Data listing
- - - - -

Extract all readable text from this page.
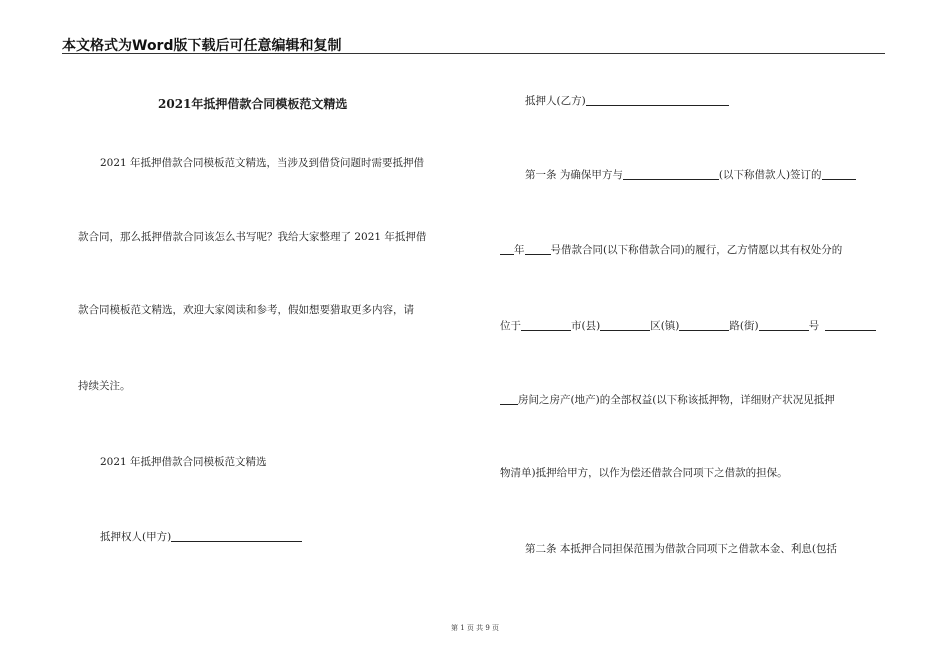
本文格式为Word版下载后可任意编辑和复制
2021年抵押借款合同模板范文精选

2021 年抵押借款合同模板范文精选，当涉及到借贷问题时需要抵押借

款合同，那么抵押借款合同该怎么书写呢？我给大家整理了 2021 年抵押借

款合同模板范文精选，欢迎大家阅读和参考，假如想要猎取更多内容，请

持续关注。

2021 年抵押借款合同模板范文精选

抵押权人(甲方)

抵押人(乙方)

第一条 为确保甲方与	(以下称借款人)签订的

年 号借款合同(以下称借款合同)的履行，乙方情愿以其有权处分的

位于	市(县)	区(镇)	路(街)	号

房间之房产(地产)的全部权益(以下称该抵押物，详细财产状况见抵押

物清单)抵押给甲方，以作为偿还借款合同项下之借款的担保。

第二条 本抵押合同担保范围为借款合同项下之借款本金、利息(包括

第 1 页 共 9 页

- - - - -

SHORT TASK = Copy every line of the data exactly as written, excluding the pictures.

TASK RESPONSE =
Extract all readable text from this page.
本文格式为Word版下载后可任意编辑和复制
2021年抵押借款合同模板范文精选

2021 年抵押借款合同模板范文精选，当涉及到借贷问题时需要抵押借

款合同，那么抵押借款合同该怎么书写呢？我给大家整理了 2021 年抵押借

款合同模板范文精选，欢迎大家阅读和参考，假如想要猎取更多内容，请

持续关注。

2021 年抵押借款合同模板范文精选

抵押权人(甲方)

抵押人(乙方)

第一条 为确保甲方与	(以下称借款人)签订的

年 号借款合同(以下称借款合同)的履行，乙方情愿以其有权处分的

位于	市(县)	区(镇)	路(街)	号

房间之房产(地产)的全部权益(以下称该抵押物，详细财产状况见抵押

物清单)抵押给甲方，以作为偿还借款合同项下之借款的担保。

第二条 本抵押合同担保范围为借款合同项下之借款本金、利息(包括

第 1 页 共 9 页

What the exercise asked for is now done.